%%

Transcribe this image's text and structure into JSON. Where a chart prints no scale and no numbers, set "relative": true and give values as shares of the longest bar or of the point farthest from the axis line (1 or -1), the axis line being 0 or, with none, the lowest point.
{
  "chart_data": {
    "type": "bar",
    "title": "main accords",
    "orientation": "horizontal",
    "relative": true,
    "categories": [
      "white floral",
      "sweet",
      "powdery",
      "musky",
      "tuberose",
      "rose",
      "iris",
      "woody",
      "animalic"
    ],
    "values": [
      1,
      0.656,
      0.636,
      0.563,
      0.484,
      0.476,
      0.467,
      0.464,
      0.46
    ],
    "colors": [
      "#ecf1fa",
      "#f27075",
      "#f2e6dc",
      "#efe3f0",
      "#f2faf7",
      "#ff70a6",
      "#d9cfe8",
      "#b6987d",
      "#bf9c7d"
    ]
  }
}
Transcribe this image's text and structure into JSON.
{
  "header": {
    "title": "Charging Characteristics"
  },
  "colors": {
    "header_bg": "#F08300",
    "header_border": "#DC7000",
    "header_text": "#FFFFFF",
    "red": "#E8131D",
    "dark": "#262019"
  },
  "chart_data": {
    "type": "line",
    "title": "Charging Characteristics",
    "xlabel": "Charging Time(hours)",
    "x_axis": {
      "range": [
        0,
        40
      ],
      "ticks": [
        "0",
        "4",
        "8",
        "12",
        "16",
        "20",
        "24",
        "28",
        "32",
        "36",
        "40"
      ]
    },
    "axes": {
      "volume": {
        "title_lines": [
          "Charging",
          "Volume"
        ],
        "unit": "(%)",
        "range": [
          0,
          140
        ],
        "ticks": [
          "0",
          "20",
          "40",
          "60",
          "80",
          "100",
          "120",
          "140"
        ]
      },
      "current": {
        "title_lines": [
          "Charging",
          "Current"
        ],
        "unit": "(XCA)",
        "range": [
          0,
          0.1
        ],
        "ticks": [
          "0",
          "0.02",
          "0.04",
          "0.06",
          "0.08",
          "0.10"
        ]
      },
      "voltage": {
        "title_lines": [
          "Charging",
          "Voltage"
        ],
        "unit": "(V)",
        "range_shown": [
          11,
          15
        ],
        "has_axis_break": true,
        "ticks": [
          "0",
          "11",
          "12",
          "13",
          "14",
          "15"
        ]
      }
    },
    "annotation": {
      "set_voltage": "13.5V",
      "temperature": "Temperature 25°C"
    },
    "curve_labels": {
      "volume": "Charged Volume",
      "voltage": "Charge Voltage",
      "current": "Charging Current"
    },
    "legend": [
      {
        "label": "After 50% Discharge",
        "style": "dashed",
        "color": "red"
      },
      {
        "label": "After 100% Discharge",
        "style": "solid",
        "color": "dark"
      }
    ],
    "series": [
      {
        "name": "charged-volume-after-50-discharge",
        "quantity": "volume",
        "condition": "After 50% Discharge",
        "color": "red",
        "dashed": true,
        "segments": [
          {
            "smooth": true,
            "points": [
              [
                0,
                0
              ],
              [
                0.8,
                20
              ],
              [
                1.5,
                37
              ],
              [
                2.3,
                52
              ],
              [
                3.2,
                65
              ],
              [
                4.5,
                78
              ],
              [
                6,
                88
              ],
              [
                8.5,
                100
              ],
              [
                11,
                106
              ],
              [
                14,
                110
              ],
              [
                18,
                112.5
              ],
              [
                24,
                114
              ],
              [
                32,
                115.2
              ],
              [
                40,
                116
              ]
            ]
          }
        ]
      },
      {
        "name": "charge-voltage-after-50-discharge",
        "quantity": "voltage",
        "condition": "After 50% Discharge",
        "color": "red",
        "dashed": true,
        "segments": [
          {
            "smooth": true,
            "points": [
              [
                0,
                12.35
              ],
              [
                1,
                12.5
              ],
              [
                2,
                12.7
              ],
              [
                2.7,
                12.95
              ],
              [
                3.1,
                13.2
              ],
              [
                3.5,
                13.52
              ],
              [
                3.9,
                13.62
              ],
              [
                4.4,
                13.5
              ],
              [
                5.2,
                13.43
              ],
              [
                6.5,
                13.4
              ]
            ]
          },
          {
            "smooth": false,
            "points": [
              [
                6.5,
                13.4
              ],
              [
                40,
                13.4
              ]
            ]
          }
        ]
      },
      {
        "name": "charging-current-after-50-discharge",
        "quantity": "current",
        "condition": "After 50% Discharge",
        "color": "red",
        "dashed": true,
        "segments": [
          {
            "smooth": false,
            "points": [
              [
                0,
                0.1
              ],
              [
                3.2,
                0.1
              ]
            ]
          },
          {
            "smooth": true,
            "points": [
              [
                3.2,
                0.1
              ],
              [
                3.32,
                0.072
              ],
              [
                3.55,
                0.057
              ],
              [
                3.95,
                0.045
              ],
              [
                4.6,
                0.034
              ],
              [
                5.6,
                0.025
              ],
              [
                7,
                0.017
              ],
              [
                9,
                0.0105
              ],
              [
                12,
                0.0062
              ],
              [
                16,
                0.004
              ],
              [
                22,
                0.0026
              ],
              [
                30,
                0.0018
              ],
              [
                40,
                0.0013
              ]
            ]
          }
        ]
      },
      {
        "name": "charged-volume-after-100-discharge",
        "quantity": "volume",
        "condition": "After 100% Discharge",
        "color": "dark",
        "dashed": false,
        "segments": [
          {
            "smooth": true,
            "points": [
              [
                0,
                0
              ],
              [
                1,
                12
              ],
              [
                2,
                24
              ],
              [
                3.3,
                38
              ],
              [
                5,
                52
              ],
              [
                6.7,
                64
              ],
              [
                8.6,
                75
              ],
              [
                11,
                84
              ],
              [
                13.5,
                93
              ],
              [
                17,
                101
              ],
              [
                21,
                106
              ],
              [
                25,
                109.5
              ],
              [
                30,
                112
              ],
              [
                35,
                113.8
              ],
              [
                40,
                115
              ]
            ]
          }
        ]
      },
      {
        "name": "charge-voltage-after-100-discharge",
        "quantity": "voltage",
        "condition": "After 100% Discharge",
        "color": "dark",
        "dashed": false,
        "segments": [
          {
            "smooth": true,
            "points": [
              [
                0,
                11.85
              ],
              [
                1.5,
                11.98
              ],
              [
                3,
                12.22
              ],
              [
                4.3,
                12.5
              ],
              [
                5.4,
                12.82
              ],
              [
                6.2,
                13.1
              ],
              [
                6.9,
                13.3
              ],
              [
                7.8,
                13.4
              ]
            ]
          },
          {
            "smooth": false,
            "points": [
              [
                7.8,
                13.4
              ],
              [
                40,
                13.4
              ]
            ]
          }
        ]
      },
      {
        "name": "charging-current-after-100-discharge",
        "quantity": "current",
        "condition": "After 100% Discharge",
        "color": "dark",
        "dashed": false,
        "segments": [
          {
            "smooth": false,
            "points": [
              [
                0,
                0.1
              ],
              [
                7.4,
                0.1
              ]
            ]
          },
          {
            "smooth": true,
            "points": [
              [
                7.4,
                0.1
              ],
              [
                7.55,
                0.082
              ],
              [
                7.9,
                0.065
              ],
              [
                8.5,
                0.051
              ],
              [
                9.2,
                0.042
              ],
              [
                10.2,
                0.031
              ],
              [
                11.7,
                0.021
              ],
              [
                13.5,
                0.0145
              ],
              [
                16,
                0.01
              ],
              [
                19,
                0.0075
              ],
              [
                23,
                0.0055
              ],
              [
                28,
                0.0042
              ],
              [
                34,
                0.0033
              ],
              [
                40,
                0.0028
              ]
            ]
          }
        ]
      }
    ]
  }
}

%%

Each line in the material above must be retyped without alteration.

Transcribe this image's text and structure into JSON. Where a chart prints no scale and no numbers, set "relative": true and give values as shares of the longest bar or of the point farthest from the axis line (1 or -1), the axis line being 0 or, with none, the lowest point.
{
  "chart_data": {
    "type": "bar",
    "title": "main accords",
    "orientation": "horizontal",
    "relative": true,
    "categories": [
      "white floral",
      "sweet",
      "powdery",
      "musky",
      "tuberose",
      "rose",
      "iris",
      "woody",
      "animalic"
    ],
    "values": [
      1,
      0.656,
      0.636,
      0.563,
      0.484,
      0.476,
      0.467,
      0.464,
      0.46
    ],
    "colors": [
      "#ecf1fa",
      "#f27075",
      "#f2e6dc",
      "#efe3f0",
      "#f2faf7",
      "#ff70a6",
      "#d9cfe8",
      "#b6987d",
      "#bf9c7d"
    ]
  }
}
Transcribe this image's text and structure into JSON.
{
  "header": {
    "title": "Charging Characteristics"
  },
  "colors": {
    "header_bg": "#F08300",
    "header_border": "#DC7000",
    "header_text": "#FFFFFF",
    "red": "#E8131D",
    "dark": "#262019"
  },
  "chart_data": {
    "type": "line",
    "title": "Charging Characteristics",
    "xlabel": "Charging Time(hours)",
    "x_axis": {
      "range": [
        0,
        40
      ],
      "ticks": [
        "0",
        "4",
        "8",
        "12",
        "16",
        "20",
        "24",
        "28",
        "32",
        "36",
        "40"
      ]
    },
    "axes": {
      "volume": {
        "title_lines": [
          "Charging",
          "Volume"
        ],
        "unit": "(%)",
        "range": [
          0,
          140
        ],
        "ticks": [
          "0",
          "20",
          "40",
          "60",
          "80",
          "100",
          "120",
          "140"
        ]
      },
      "current": {
        "title_lines": [
          "Charging",
          "Current"
        ],
        "unit": "(XCA)",
        "range": [
          0,
          0.1
        ],
        "ticks": [
          "0",
          "0.02",
          "0.04",
          "0.06",
          "0.08",
          "0.10"
        ]
      },
      "voltage": {
        "title_lines": [
          "Charging",
          "Voltage"
        ],
        "unit": "(V)",
        "range_shown": [
          11,
          15
        ],
        "has_axis_break": true,
        "ticks": [
          "0",
          "11",
          "12",
          "13",
          "14",
          "15"
        ]
      }
    },
    "annotation": {
      "set_voltage": "13.5V",
      "temperature": "Temperature 25°C"
    },
    "curve_labels": {
      "volume": "Charged Volume",
      "voltage": "Charge Voltage",
      "current": "Charging Current"
    },
    "legend": [
      {
        "label": "After 50% Discharge",
        "style": "dashed",
        "color": "red"
      },
      {
        "label": "After 100% Discharge",
        "style": "solid",
        "color": "dark"
      }
    ],
    "series": [
      {
        "name": "charged-volume-after-50-discharge",
        "quantity": "volume",
        "condition": "After 50% Discharge",
        "color": "red",
        "dashed": true,
        "segments": [
          {
            "smooth": true,
            "points": [
              [
                0,
                0
              ],
              [
                0.8,
                20
              ],
              [
                1.5,
                37
              ],
              [
                2.3,
                52
              ],
              [
                3.2,
                65
              ],
              [
                4.5,
                78
              ],
              [
                6,
                88
              ],
              [
                8.5,
                100
              ],
              [
                11,
                106
              ],
              [
                14,
                110
              ],
              [
                18,
                112.5
              ],
              [
                24,
                114
              ],
              [
                32,
                115.2
              ],
              [
                40,
                116
              ]
            ]
          }
        ]
      },
      {
        "name": "charge-voltage-after-50-discharge",
        "quantity": "voltage",
        "condition": "After 50% Discharge",
        "color": "red",
        "dashed": true,
        "segments": [
          {
            "smooth": true,
            "points": [
              [
                0,
                12.35
              ],
              [
                1,
                12.5
              ],
              [
                2,
                12.7
              ],
              [
                2.7,
                12.95
              ],
              [
                3.1,
                13.2
              ],
              [
                3.5,
                13.52
              ],
              [
                3.9,
                13.62
              ],
              [
                4.4,
                13.5
              ],
              [
                5.2,
                13.43
              ],
              [
                6.5,
                13.4
              ]
            ]
          },
          {
            "smooth": false,
            "points": [
              [
                6.5,
                13.4
              ],
              [
                40,
                13.4
              ]
            ]
          }
        ]
      },
      {
        "name": "charging-current-after-50-discharge",
        "quantity": "current",
        "condition": "After 50% Discharge",
        "color": "red",
        "dashed": true,
        "segments": [
          {
            "smooth": false,
            "points": [
              [
                0,
                0.1
              ],
              [
                3.2,
                0.1
              ]
            ]
          },
          {
            "smooth": true,
            "points": [
              [
                3.2,
                0.1
              ],
              [
                3.32,
                0.072
              ],
              [
                3.55,
                0.057
              ],
              [
                3.95,
                0.045
              ],
              [
                4.6,
                0.034
              ],
              [
                5.6,
                0.025
              ],
              [
                7,
                0.017
              ],
              [
                9,
                0.0105
              ],
              [
                12,
                0.0062
              ],
              [
                16,
                0.004
              ],
              [
                22,
                0.0026
              ],
              [
                30,
                0.0018
              ],
              [
                40,
                0.0013
              ]
            ]
          }
        ]
      },
      {
        "name": "charged-volume-after-100-discharge",
        "quantity": "volume",
        "condition": "After 100% Discharge",
        "color": "dark",
        "dashed": false,
        "segments": [
          {
            "smooth": true,
            "points": [
              [
                0,
                0
              ],
              [
                1,
                12
              ],
              [
                2,
                24
              ],
              [
                3.3,
                38
              ],
              [
                5,
                52
              ],
              [
                6.7,
                64
              ],
              [
                8.6,
                75
              ],
              [
                11,
                84
              ],
              [
                13.5,
                93
              ],
              [
                17,
                101
              ],
              [
                21,
                106
              ],
              [
                25,
                109.5
              ],
              [
                30,
                112
              ],
              [
                35,
                113.8
              ],
              [
                40,
                115
              ]
            ]
          }
        ]
      },
      {
        "name": "charge-voltage-after-100-discharge",
        "quantity": "voltage",
        "condition": "After 100% Discharge",
        "color": "dark",
        "dashed": false,
        "segments": [
          {
            "smooth": true,
            "points": [
              [
                0,
                11.85
              ],
              [
                1.5,
                11.98
              ],
              [
                3,
                12.22
              ],
              [
                4.3,
                12.5
              ],
              [
                5.4,
                12.82
              ],
              [
                6.2,
                13.1
              ],
              [
                6.9,
                13.3
              ],
              [
                7.8,
                13.4
              ]
            ]
          },
          {
            "smooth": false,
            "points": [
              [
                7.8,
                13.4
              ],
              [
                40,
                13.4
              ]
            ]
          }
        ]
      },
      {
        "name": "charging-current-after-100-discharge",
        "quantity": "current",
        "condition": "After 100% Discharge",
        "color": "dark",
        "dashed": false,
        "segments": [
          {
            "smooth": false,
            "points": [
              [
                0,
                0.1
              ],
              [
                7.4,
                0.1
              ]
            ]
          },
          {
            "smooth": true,
            "points": [
              [
                7.4,
                0.1
              ],
              [
                7.55,
                0.082
              ],
              [
                7.9,
                0.065
              ],
              [
                8.5,
                0.051
              ],
              [
                9.2,
                0.042
              ],
              [
                10.2,
                0.031
              ],
              [
                11.7,
                0.021
              ],
              [
                13.5,
                0.0145
              ],
              [
                16,
                0.01
              ],
              [
                19,
                0.0075
              ],
              [
                23,
                0.0055
              ],
              [
                28,
                0.0042
              ],
              [
                34,
                0.0033
              ],
              [
                40,
                0.0028
              ]
            ]
          }
        ]
      }
    ]
  }
}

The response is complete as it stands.